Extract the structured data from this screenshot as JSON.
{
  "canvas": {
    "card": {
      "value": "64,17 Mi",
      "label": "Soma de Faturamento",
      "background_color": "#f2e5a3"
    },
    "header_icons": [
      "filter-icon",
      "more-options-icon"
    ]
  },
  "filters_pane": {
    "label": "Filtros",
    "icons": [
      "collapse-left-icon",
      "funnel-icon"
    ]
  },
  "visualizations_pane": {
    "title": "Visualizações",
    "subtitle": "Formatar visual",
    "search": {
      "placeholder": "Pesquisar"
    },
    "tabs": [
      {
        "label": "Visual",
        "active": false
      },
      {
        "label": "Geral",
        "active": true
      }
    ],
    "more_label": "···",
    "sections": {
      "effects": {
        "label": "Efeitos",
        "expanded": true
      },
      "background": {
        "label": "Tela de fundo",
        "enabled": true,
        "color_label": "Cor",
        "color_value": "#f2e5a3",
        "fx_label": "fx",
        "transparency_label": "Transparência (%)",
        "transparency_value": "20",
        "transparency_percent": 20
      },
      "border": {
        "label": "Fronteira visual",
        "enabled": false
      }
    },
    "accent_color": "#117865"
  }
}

········

◆ **REQUEST**: Repeat the entries shown above, every one, word for word.

◆ **RESULT OF THIS TASK**:
Extract the structured data from this screenshot as JSON.
{
  "canvas": {
    "card": {
      "value": "64,17 Mi",
      "label": "Soma de Faturamento",
      "background_color": "#f2e5a3"
    },
    "header_icons": [
      "filter-icon",
      "more-options-icon"
    ]
  },
  "filters_pane": {
    "label": "Filtros",
    "icons": [
      "collapse-left-icon",
      "funnel-icon"
    ]
  },
  "visualizations_pane": {
    "title": "Visualizações",
    "subtitle": "Formatar visual",
    "search": {
      "placeholder": "Pesquisar"
    },
    "tabs": [
      {
        "label": "Visual",
        "active": false
      },
      {
        "label": "Geral",
        "active": true
      }
    ],
    "more_label": "···",
    "sections": {
      "effects": {
        "label": "Efeitos",
        "expanded": true
      },
      "background": {
        "label": "Tela de fundo",
        "enabled": true,
        "color_label": "Cor",
        "color_value": "#f2e5a3",
        "fx_label": "fx",
        "transparency_label": "Transparência (%)",
        "transparency_value": "20",
        "transparency_percent": 20
      },
      "border": {
        "label": "Fronteira visual",
        "enabled": false
      }
    },
    "accent_color": "#117865"
  }
}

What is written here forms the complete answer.